**Written request:** Pick out every line in the data below that holds "Days".

(Figure contents as structured data)
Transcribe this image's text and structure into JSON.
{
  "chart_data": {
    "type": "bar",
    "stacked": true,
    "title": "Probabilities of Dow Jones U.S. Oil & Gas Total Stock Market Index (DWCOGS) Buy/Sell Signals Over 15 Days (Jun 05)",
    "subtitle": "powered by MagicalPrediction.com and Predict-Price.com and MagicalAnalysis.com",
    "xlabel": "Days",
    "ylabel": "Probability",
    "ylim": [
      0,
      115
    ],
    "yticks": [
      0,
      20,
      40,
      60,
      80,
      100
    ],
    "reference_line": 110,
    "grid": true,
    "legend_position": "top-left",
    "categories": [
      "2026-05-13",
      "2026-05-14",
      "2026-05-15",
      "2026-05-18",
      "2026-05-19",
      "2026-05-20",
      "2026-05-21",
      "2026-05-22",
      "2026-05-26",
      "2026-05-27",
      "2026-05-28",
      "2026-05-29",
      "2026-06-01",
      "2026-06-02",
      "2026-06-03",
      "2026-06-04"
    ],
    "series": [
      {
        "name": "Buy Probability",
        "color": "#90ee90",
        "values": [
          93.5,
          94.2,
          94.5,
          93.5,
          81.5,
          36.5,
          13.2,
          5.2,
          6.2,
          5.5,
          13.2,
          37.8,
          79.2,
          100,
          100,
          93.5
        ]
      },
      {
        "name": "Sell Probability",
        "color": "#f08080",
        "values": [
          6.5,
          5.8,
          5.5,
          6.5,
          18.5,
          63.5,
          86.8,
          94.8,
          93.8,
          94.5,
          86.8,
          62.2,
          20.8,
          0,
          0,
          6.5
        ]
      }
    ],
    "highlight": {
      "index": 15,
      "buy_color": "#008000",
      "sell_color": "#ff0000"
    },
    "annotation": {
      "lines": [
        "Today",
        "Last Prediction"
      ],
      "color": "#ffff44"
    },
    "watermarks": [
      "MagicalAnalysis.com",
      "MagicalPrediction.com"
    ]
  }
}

**Answer to the task:**
    "title": "Probabilities of Dow Jones U.S. Oil & Gas Total Stock Market Index (DWCOGS) Buy/Sell Signals Over 15 Days (Jun 05)",
    "xlabel": "Days",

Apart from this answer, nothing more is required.